### [TASK TO CARRY OUT]
Write out every record below exactly as it appears.

### [RECORDS FOR THIS TASK]
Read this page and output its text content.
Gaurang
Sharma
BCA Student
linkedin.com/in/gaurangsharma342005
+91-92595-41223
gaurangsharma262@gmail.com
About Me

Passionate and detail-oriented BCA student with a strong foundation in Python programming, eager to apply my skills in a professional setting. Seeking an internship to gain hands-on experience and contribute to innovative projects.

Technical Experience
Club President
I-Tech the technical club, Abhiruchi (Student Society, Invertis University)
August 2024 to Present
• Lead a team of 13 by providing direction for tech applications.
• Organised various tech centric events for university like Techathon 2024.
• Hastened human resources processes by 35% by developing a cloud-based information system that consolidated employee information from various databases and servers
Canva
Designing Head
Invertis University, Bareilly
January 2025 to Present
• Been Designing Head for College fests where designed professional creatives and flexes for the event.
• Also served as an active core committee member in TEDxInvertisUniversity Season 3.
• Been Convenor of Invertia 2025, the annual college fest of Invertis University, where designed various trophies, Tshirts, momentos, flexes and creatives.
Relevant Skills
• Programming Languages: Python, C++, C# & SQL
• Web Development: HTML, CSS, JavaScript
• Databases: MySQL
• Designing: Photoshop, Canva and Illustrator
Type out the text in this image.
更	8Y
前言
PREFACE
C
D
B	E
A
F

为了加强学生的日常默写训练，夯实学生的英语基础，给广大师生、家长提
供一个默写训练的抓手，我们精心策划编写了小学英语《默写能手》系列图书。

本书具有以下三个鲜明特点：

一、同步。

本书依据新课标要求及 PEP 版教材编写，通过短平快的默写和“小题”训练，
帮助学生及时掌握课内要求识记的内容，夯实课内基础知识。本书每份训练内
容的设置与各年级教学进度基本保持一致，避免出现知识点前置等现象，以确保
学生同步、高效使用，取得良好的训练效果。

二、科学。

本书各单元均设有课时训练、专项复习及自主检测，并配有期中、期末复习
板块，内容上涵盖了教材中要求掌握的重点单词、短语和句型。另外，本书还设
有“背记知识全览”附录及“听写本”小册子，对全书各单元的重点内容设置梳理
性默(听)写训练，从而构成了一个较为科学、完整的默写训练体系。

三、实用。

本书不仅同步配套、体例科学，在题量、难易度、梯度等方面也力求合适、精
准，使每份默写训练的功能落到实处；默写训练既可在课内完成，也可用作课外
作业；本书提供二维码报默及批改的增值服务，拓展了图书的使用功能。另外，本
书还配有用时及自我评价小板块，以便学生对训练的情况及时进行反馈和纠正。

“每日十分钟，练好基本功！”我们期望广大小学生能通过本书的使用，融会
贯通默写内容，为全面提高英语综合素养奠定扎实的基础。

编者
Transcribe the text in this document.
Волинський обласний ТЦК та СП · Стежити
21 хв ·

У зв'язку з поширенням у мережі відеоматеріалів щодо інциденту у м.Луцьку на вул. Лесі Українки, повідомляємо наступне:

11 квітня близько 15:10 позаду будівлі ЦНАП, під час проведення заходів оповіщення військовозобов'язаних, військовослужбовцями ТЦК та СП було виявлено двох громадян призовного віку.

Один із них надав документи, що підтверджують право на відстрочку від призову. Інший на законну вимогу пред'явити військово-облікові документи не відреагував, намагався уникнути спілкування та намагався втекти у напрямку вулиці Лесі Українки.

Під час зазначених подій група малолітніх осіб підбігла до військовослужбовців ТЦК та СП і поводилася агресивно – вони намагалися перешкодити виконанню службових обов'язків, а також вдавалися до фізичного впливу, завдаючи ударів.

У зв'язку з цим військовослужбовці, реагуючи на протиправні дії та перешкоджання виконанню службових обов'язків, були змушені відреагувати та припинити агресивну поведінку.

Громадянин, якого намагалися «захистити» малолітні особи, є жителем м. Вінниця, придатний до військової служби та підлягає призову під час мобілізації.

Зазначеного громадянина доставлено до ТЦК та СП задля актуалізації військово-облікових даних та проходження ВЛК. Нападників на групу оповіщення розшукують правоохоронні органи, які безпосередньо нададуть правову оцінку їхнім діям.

### [RESPONSE TO THIS EXERCISE]
Read this page and output its text content.
Gaurang
Sharma
BCA Student
linkedin.com/in/gaurangsharma342005
+91-92595-41223
gaurangsharma262@gmail.com
About Me

Passionate and detail-oriented BCA student with a strong foundation in Python programming, eager to apply my skills in a professional setting. Seeking an internship to gain hands-on experience and contribute to innovative projects.

Technical Experience
Club President
I-Tech the technical club, Abhiruchi (Student Society, Invertis University)
August 2024 to Present
• Lead a team of 13 by providing direction for tech applications.
• Organised various tech centric events for university like Techathon 2024.
• Hastened human resources processes by 35% by developing a cloud-based information system that consolidated employee information from various databases and servers
Canva
Designing Head
Invertis University, Bareilly
January 2025 to Present
• Been Designing Head for College fests where designed professional creatives and flexes for the event.
• Also served as an active core committee member in TEDxInvertisUniversity Season 3.
• Been Convenor of Invertia 2025, the annual college fest of Invertis University, where designed various trophies, Tshirts, momentos, flexes and creatives.
Relevant Skills
• Programming Languages: Python, C++, C# & SQL
• Web Development: HTML, CSS, JavaScript
• Databases: MySQL
• Designing: Photoshop, Canva and Illustrator
Type out the text in this image.
更	8Y
前言
PREFACE
C
D
B	E
A
F

为了加强学生的日常默写训练，夯实学生的英语基础，给广大师生、家长提
供一个默写训练的抓手，我们精心策划编写了小学英语《默写能手》系列图书。

本书具有以下三个鲜明特点：

一、同步。

本书依据新课标要求及 PEP 版教材编写，通过短平快的默写和“小题”训练，
帮助学生及时掌握课内要求识记的内容，夯实课内基础知识。本书每份训练内
容的设置与各年级教学进度基本保持一致，避免出现知识点前置等现象，以确保
学生同步、高效使用，取得良好的训练效果。

二、科学。

本书各单元均设有课时训练、专项复习及自主检测，并配有期中、期末复习
板块，内容上涵盖了教材中要求掌握的重点单词、短语和句型。另外，本书还设
有“背记知识全览”附录及“听写本”小册子，对全书各单元的重点内容设置梳理
性默(听)写训练，从而构成了一个较为科学、完整的默写训练体系。

三、实用。

本书不仅同步配套、体例科学，在题量、难易度、梯度等方面也力求合适、精
准，使每份默写训练的功能落到实处；默写训练既可在课内完成，也可用作课外
作业；本书提供二维码报默及批改的增值服务，拓展了图书的使用功能。另外，本
书还配有用时及自我评价小板块，以便学生对训练的情况及时进行反馈和纠正。

“每日十分钟，练好基本功！”我们期望广大小学生能通过本书的使用，融会
贯通默写内容，为全面提高英语综合素养奠定扎实的基础。

编者
Transcribe the text in this document.
Волинський обласний ТЦК та СП · Стежити
21 хв ·

У зв'язку з поширенням у мережі відеоматеріалів щодо інциденту у м.Луцьку на вул. Лесі Українки, повідомляємо наступне:

11 квітня близько 15:10 позаду будівлі ЦНАП, під час проведення заходів оповіщення військовозобов'язаних, військовослужбовцями ТЦК та СП було виявлено двох громадян призовного віку.

Один із них надав документи, що підтверджують право на відстрочку від призову. Інший на законну вимогу пред'явити військово-облікові документи не відреагував, намагався уникнути спілкування та намагався втекти у напрямку вулиці Лесі Українки.

Під час зазначених подій група малолітніх осіб підбігла до військовослужбовців ТЦК та СП і поводилася агресивно – вони намагалися перешкодити виконанню службових обов'язків, а також вдавалися до фізичного впливу, завдаючи ударів.

У зв'язку з цим військовослужбовці, реагуючи на протиправні дії та перешкоджання виконанню службових обов'язків, були змушені відреагувати та припинити агресивну поведінку.

Громадянин, якого намагалися «захистити» малолітні особи, є жителем м. Вінниця, придатний до військової служби та підлягає призову під час мобілізації.

Зазначеного громадянина доставлено до ТЦК та СП задля актуалізації військово-облікових даних та проходження ВЛК. Нападників на групу оповіщення розшукують правоохоронні органи, які безпосередньо нададуть правову оцінку їхнім діям.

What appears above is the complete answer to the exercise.